* TASK GOAL
Restate the full listing word for word and leave the pictures out.

══ SUPPLIED DATA

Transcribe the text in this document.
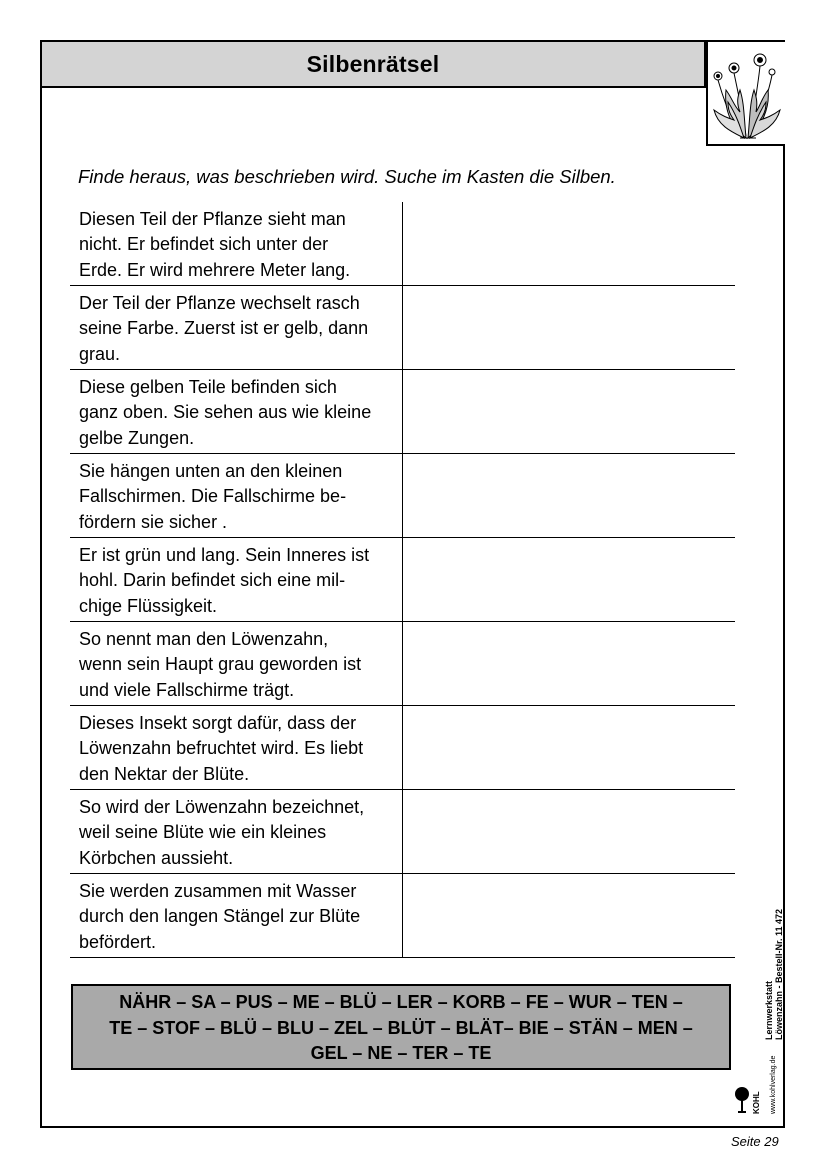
Silbenrätsel
Finde heraus, was beschrieben wird. Suche im Kasten die Silben.
Diesen Teil der Pflanze sieht man
nicht. Er befindet sich unter der
Erde. Er wird mehrere Meter lang.
Der Teil der Pflanze wechselt rasch
seine Farbe. Zuerst ist er gelb, dann
grau.
Diese gelben Teile befinden sich
ganz oben. Sie sehen aus wie kleine
gelbe Zungen.
Sie hängen unten an den kleinen
Fallschirmen. Die Fallschirme be-
fördern sie sicher .
Er ist grün und lang. Sein Inneres ist
hohl. Darin befindet sich eine mil-
chige Flüssigkeit.
So nennt man den Löwenzahn,
wenn sein Haupt grau geworden ist
und viele Fallschirme trägt.
Dieses Insekt sorgt dafür, dass der
Löwenzahn befruchtet wird. Es liebt
den Nektar der Blüte.
So wird der Löwenzahn bezeichnet,
weil seine Blüte wie ein kleines
Körbchen aussieht.
Sie werden zusammen mit Wasser
durch den langen Stängel zur Blüte
befördert.
NÄHR – SA – PUS – ME – BLÜ – LER – KORB – FE – WUR – TEN –
TE – STOF – BLÜ – BLU – ZEL – BLÜT – BLÄT– BIE – STÄN – MEN –
GEL – NE – TER – TE
Lernwerkstatt Löwenzahn - Bestell-Nr. 11 472
KOHL www.kohlverlag.de
Seite 29
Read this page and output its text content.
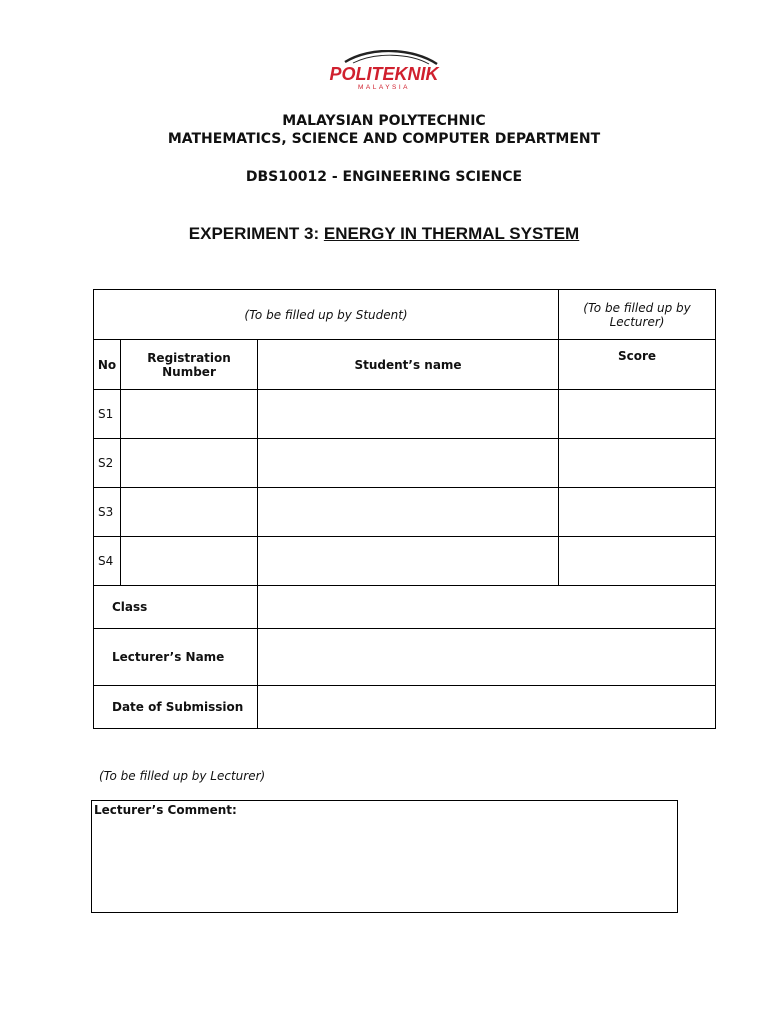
POLITEKNIK
MALAYSIA
MALAYSIAN POLYTECHNIC
MATHEMATICS, SCIENCE AND COMPUTER DEPARTMENT
DBS10012 - ENGINEERING SCIENCE
EXPERIMENT 3: ENERGY IN THERMAL SYSTEM
(To be filled up by Student)			(To be filled up by Lecturer)
No	Registration Number	Student’s name	Score
S1			
S2			
S3			
S4			
Class			
Lecturer’s Name			
Date of Submission			
(To be filled up by Lecturer)
Lecturer’s Comment:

════

* THE REPLY
Transcribe the text in this document.
Silbenrätsel
Finde heraus, was beschrieben wird. Suche im Kasten die Silben.
Diesen Teil der Pflanze sieht man
nicht. Er befindet sich unter der
Erde. Er wird mehrere Meter lang.
Der Teil der Pflanze wechselt rasch
seine Farbe. Zuerst ist er gelb, dann
grau.
Diese gelben Teile befinden sich
ganz oben. Sie sehen aus wie kleine
gelbe Zungen.
Sie hängen unten an den kleinen
Fallschirmen. Die Fallschirme be-
fördern sie sicher .
Er ist grün und lang. Sein Inneres ist
hohl. Darin befindet sich eine mil-
chige Flüssigkeit.
So nennt man den Löwenzahn,
wenn sein Haupt grau geworden ist
und viele Fallschirme trägt.
Dieses Insekt sorgt dafür, dass der
Löwenzahn befruchtet wird. Es liebt
den Nektar der Blüte.
So wird der Löwenzahn bezeichnet,
weil seine Blüte wie ein kleines
Körbchen aussieht.
Sie werden zusammen mit Wasser
durch den langen Stängel zur Blüte
befördert.
NÄHR – SA – PUS – ME – BLÜ – LER – KORB – FE – WUR – TEN –
TE – STOF – BLÜ – BLU – ZEL – BLÜT – BLÄT– BIE – STÄN – MEN –
GEL – NE – TER – TE
Lernwerkstatt Löwenzahn - Bestell-Nr. 11 472
KOHL www.kohlverlag.de
Seite 29
Read this page and output its text content.
POLITEKNIK
MALAYSIA
MALAYSIAN POLYTECHNIC
MATHEMATICS, SCIENCE AND COMPUTER DEPARTMENT
DBS10012 - ENGINEERING SCIENCE
EXPERIMENT 3: ENERGY IN THERMAL SYSTEM
(To be filled up by Student)			(To be filled up by Lecturer)
No	Registration Number	Student’s name	Score
S1			
S2			
S3			
S4			
Class			
Lecturer’s Name			
Date of Submission			
(To be filled up by Lecturer)
Lecturer’s Comment:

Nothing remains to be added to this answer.